| Task directions |
Filter these entries, keeping only lines that hold the word "this".

| Data provided |
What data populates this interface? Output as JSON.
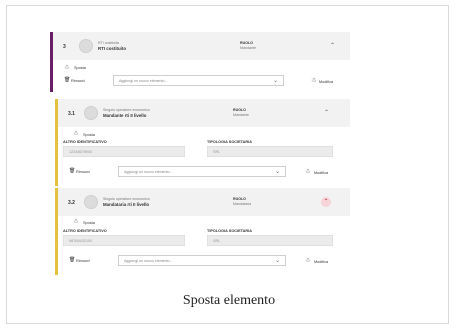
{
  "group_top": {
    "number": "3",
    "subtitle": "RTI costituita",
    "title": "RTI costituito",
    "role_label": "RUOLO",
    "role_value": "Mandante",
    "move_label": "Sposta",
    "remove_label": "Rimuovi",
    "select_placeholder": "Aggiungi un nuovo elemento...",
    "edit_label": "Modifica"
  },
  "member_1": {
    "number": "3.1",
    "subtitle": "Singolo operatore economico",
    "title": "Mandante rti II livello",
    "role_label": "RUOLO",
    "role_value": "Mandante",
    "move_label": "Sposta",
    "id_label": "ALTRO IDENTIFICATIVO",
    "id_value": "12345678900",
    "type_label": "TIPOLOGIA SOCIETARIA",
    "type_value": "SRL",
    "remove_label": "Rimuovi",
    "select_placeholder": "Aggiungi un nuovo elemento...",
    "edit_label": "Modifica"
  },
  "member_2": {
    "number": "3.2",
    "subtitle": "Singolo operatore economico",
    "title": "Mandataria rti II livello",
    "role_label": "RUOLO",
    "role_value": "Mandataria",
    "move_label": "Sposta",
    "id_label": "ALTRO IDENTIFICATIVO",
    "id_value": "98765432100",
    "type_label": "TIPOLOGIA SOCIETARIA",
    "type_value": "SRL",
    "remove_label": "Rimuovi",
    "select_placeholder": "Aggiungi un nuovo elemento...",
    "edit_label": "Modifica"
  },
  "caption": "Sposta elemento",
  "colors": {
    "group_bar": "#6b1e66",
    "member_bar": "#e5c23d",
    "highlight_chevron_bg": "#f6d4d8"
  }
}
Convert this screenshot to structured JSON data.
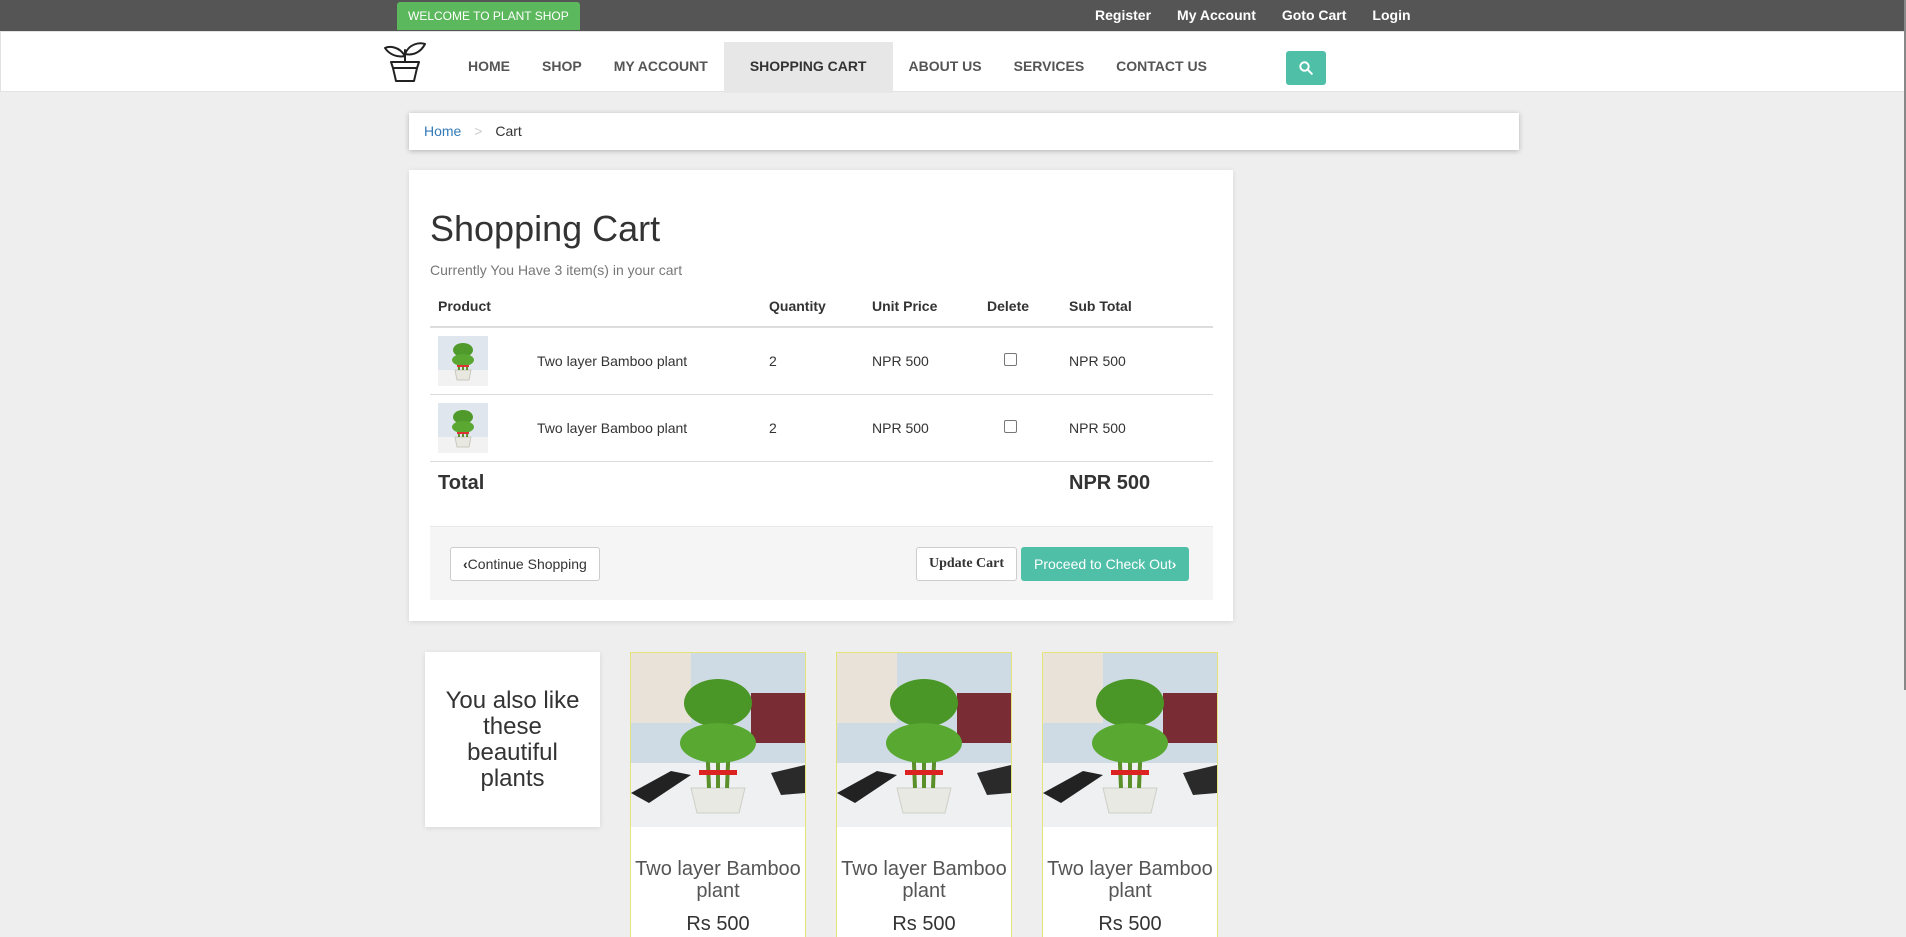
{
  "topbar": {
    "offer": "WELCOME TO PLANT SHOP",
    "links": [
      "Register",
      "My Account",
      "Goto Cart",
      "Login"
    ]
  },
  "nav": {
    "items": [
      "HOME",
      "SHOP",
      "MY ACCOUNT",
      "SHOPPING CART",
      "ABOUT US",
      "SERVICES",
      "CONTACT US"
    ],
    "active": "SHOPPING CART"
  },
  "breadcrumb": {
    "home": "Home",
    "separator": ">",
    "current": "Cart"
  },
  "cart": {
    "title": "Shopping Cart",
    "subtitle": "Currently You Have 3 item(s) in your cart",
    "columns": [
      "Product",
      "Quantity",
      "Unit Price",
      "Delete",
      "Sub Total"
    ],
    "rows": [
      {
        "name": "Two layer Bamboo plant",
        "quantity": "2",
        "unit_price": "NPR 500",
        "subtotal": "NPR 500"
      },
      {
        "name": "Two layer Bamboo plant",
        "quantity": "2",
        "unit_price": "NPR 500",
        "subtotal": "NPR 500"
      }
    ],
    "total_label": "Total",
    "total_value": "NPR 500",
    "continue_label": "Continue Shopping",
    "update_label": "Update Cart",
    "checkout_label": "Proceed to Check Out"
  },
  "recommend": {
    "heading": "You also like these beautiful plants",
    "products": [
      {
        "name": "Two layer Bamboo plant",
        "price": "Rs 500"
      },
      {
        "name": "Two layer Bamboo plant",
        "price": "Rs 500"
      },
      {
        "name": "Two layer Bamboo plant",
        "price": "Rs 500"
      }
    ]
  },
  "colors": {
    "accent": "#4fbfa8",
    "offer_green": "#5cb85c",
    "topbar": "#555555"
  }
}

| Response below |
What data populates this interface? Output as JSON.
Convert this screenshot to structured JSON data.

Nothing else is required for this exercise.